--- EXTRACTED INFORMATION ---
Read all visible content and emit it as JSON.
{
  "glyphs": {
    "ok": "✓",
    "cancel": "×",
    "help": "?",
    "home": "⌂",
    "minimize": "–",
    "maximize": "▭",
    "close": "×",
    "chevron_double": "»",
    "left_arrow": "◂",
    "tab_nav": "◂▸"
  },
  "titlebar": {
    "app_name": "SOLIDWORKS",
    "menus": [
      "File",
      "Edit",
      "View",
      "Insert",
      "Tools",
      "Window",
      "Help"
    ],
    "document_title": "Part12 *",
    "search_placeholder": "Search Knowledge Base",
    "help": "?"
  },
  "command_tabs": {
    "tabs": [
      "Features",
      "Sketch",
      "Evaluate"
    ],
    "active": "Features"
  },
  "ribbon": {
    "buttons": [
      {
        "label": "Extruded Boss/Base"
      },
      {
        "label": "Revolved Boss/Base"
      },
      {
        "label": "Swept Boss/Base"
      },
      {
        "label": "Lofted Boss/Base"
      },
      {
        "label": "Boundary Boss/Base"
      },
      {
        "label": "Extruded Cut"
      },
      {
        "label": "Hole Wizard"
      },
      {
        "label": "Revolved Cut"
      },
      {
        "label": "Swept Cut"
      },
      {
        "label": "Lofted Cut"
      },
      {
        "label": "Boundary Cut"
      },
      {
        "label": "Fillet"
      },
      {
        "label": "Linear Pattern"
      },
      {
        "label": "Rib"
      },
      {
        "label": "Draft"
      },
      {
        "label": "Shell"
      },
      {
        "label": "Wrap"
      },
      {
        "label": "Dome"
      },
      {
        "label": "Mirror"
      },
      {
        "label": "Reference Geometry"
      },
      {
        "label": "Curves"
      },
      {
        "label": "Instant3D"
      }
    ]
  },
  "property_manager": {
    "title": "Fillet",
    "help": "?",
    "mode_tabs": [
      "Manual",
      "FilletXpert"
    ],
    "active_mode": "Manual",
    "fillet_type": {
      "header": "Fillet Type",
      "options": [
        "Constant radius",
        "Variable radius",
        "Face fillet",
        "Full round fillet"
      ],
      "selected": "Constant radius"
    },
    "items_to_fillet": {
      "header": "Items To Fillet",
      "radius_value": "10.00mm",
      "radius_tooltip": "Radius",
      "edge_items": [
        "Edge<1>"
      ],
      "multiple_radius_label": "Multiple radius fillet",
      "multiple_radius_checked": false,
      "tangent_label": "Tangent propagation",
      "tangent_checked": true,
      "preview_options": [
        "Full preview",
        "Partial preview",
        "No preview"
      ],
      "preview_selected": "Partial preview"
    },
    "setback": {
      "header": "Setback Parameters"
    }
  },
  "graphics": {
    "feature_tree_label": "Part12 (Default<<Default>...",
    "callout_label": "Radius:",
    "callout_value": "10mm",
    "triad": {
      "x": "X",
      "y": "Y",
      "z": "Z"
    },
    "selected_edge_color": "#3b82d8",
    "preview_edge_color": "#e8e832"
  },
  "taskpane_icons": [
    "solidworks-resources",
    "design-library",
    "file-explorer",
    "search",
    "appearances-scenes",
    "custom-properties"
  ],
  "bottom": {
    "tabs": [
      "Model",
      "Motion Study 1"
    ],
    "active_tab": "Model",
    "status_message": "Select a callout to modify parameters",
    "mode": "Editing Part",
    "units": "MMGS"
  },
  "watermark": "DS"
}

--- AIM ---
Give the number of lines in the records that contain the string "Boss", with no other output.

--- SOLUTION TO THE PROBLEM ---
5